WHAT YOU NEED TO DO
1) Please reproduce, word for word, the part of the cocoa production text starting at "Fermenting & Drying" and ending at "dry the crop.".
2) Answer these questions from the cocoa production text:
(a) How long does fermentation last?
(b) What is the inside of the cocoa bean called?
(c) Which method is typically found in Africa?

— START DOCUMENT EXTRACT —

In most cocoa areas, the main harvest lasts several months. Another smaller harvest – the mid-crop – lasts for several additional months. Changes in weather can dramatically affect harvest times, causing fluctuations from year to year, even on the same farm.
Cocoa farmers use long-handled, mitten-shaped steel tools to reach the pods and snip them without wounding the soft bark of the tree. They can also use cutlasses to remove pods growing closer to the ground. All pods are dropped to the ground and typically, a farmer, family members and neighboring farmers work together to collect pods in baskets.
Fermenting & Drying
Once the beans have been removed from the pods, the farmer packs them into boxes or heaps them into piles. The piles are covered with mats or banana leaves. The layer of pulp that naturally surrounds the beans heats up and ferments the beans. Fermentation is an important step, lasting three to seven days, that produces the chocolate flavor we know when the beans are roasted. The beans are then dried. In the sun, this usually takes several days.
The heap method is typically found in Africa and the box or basket method is typical in Asia and Latin America. In some months, the cocoa farmer can dry his beans simply by laying them on trays or matting and leaving them to bask in the sun. Sometimes farmers use solar dryers to help dry the crop.
Marketing
After the beans are dried and packed into sacks, the farmer sells to a buying station or local agent. The buyer then transports the bags to an exporting company. The exporting company inspects the cocoa and places it into burlap, sisal, or plastic bags. The cocoa is trucked to the exporter’s warehouse near a port. Sometimes additional drying is necessary at this point.
Packing & Transporting
The exporting company finalizes the time and place for shipment and the beans are loaded onto ships. Once the ship reaches its destination, the cocoa is removed from the hold and taken to a pier warehouse. Details of export process vary by country. Cocoa is stored in bags or bulk in the warehouse. The buyer will conduct a quality check to accept delivery and cocoa is usually stored until requested by the processor or manufacturer. Trucks or trains carry the cocoa in large tote bags or loose in the trailer to the manufacturer’s facility on a “just-in-time” basis.
Roasting & Grinding
Beans are first thoroughly inspected and cleaned. The inside of the cocoa bean is called the nib. Depending on preferences, beans can be roasted with the shell intact, or the nib can be roasted alone. Once the beans have been shelled and roasted (or roasted and shelled), the nib is ground into a paste. The heat generated by this process causes the cocoa butter in the nib to melt and creates “cocoa liquor.”
Cocoa liquor does not contain alcohol. It can be further refined, sold as unsweetened baking chocolate, or used in chocolate manufacturing. Cocoa liquor is solid at room temperature.

— END DOCUMENT EXTRACT —
— START GIVEN INFORMATION —

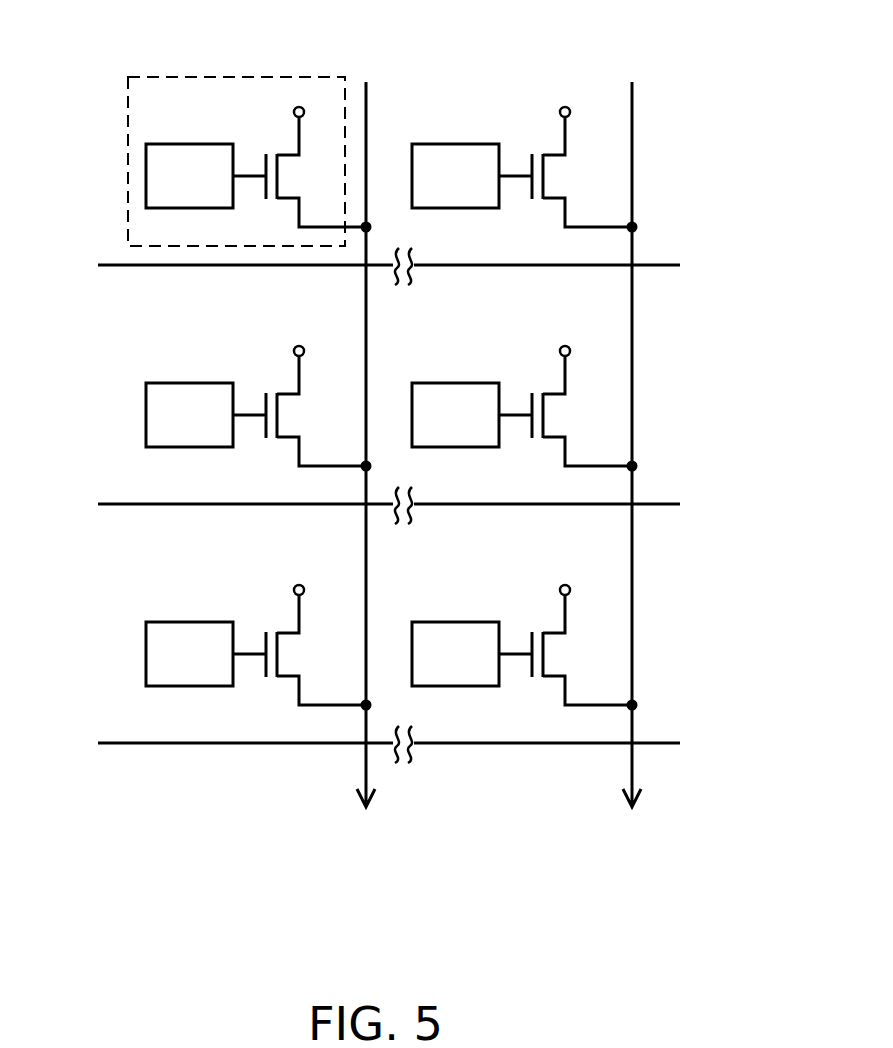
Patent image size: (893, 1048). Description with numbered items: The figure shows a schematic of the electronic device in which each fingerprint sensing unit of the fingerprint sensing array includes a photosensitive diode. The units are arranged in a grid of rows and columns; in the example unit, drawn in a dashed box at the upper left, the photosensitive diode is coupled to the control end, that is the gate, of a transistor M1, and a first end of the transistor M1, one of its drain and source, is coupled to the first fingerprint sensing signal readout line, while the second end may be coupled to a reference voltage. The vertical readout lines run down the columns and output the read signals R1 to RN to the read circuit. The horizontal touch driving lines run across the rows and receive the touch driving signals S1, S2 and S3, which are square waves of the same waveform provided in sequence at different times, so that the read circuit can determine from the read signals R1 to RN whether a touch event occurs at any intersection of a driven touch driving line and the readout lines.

— END GIVEN INFORMATION —

TASK ANSWERS
1)
Fermenting & Drying
Once the beans have been removed from the pods, the farmer packs them into boxes or heaps them into piles. The piles are covered with mats or banana leaves. The layer of pulp that naturally surrounds the beans heats up and ferments the beans. Fermentation is an important step, lasting three to seven days, that produces the chocolate flavor we know when the beans are roasted. The beans are then dried. In the sun, this usually takes several days.
The heap method is typically found in Africa and the box or basket method is typical in Asia and Latin America. In some months, the cocoa farmer can dry his beans simply by laying them on trays or matting and leaving them to bask in the sun. Sometimes farmers use solar dryers to help dry the crop.

2)
(a) Three to seven days.
(b) The nib.
(c) The heap method.